[To be done] Identify and reproduce every line holding the string "Activités".

====== Exercise materials

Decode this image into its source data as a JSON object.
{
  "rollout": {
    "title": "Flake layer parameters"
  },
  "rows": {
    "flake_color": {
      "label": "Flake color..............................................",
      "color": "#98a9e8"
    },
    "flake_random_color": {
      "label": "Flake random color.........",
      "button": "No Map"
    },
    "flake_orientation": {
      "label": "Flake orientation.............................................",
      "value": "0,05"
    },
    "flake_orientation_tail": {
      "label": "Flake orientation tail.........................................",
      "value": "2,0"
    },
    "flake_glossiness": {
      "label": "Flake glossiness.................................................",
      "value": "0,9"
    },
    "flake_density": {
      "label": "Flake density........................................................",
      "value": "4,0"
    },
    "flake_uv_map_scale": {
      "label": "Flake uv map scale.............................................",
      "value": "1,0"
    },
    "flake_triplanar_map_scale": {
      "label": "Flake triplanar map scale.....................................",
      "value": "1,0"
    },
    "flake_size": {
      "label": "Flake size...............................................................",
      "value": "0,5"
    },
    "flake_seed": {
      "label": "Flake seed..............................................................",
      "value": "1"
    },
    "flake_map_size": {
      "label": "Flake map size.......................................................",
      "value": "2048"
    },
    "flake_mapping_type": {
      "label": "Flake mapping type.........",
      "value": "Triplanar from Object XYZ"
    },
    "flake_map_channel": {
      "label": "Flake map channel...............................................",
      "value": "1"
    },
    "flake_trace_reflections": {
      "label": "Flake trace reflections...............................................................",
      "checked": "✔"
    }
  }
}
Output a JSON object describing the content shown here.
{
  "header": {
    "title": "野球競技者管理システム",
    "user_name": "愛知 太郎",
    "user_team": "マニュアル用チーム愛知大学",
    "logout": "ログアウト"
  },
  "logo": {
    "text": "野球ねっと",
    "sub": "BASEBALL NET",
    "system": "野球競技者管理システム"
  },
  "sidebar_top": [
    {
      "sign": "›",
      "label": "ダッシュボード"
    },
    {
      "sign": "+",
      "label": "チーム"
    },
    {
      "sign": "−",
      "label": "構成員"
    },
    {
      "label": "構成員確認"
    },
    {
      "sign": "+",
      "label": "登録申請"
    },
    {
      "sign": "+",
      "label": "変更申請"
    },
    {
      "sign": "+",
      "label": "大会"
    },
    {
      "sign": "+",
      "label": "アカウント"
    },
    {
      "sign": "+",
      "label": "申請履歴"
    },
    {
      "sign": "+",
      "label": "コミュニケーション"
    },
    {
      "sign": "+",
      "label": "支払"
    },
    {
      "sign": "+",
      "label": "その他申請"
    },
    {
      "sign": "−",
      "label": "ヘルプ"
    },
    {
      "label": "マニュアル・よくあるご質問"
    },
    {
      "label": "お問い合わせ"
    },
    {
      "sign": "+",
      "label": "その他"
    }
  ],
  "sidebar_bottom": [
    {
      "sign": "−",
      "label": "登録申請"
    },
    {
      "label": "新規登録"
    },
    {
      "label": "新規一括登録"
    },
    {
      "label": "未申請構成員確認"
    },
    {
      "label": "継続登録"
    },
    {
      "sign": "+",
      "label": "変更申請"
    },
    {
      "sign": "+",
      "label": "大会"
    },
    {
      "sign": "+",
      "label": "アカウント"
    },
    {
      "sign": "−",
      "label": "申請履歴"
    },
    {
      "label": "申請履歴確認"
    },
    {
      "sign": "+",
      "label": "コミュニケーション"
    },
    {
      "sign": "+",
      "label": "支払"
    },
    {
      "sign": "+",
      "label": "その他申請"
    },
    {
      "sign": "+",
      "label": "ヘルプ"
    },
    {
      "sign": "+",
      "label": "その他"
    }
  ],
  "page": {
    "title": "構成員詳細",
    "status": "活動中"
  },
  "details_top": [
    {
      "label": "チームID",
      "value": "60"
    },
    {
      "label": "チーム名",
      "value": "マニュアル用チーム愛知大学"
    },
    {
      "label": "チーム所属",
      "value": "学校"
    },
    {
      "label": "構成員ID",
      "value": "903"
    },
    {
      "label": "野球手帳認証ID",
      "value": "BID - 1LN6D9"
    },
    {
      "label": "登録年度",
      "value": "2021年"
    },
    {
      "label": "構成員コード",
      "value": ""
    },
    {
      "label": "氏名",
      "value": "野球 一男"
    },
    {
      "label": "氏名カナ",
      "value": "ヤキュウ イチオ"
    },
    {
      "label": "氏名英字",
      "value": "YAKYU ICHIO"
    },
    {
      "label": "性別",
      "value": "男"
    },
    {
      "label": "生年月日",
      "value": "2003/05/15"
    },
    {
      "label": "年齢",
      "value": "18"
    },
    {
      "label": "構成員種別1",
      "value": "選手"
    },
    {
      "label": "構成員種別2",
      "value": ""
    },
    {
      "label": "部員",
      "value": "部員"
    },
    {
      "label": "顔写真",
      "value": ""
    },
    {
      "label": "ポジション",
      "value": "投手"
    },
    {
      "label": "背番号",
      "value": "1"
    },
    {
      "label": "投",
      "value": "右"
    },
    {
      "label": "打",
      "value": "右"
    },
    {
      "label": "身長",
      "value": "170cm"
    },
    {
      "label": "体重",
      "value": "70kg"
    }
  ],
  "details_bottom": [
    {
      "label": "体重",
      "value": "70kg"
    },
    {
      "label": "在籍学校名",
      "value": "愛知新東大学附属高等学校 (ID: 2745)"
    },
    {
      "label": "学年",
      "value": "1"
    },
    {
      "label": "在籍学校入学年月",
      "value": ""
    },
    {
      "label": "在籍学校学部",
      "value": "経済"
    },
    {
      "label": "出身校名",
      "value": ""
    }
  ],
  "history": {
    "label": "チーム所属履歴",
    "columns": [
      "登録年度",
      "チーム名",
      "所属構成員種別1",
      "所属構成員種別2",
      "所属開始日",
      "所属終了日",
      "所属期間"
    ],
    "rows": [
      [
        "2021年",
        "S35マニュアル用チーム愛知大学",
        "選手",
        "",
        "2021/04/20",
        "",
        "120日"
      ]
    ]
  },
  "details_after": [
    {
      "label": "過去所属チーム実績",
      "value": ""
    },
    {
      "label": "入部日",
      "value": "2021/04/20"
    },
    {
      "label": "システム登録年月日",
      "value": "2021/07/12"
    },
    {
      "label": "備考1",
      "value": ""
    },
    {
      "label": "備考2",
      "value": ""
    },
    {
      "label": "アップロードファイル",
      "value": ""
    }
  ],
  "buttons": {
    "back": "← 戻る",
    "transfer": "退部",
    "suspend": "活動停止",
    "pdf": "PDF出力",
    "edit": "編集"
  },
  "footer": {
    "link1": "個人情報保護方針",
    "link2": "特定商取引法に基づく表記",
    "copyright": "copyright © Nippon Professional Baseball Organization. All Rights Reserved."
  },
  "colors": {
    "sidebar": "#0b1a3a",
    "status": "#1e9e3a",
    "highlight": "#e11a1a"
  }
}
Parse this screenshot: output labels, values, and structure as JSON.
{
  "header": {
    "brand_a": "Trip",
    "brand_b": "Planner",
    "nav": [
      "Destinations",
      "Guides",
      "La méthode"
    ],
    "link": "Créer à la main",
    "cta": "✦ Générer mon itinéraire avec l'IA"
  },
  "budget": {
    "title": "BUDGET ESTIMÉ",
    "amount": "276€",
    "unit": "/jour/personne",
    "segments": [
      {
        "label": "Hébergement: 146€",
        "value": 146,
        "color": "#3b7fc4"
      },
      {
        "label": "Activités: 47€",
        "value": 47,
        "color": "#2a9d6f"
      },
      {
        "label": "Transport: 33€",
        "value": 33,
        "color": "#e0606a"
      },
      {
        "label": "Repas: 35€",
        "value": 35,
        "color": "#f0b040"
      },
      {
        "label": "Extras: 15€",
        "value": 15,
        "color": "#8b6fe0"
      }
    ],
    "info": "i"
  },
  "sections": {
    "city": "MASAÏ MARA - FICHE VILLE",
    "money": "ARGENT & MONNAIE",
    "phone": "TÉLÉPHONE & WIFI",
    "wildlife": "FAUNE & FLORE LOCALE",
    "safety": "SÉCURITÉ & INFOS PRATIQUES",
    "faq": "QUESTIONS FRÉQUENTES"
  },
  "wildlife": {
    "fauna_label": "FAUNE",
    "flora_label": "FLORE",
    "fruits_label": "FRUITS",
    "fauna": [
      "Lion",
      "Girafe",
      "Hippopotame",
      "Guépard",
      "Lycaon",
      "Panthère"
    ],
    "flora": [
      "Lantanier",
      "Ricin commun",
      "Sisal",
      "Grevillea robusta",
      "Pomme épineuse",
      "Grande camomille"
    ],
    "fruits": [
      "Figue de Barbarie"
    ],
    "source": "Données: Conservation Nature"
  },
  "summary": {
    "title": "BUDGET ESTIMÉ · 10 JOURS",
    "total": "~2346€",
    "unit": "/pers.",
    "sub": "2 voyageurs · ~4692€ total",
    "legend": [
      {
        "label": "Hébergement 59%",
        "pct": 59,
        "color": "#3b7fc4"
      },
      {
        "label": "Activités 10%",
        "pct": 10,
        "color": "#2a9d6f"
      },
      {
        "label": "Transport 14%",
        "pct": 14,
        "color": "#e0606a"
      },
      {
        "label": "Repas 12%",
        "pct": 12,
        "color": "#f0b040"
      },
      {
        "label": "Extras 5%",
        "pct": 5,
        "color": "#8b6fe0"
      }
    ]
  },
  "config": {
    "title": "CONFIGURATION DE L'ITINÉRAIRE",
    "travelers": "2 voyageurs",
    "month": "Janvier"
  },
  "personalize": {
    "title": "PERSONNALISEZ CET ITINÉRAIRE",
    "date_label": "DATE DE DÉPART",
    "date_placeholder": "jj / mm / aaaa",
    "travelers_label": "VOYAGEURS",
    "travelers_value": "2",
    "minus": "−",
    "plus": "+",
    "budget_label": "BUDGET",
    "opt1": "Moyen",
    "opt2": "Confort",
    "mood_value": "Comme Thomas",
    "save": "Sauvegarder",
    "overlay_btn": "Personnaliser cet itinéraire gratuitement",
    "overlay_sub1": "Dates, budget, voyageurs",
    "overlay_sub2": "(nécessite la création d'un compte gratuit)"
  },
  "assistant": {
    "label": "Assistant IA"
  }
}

============

[Result]
        "label": "Activités: 47€",
        "label": "Activités 10%",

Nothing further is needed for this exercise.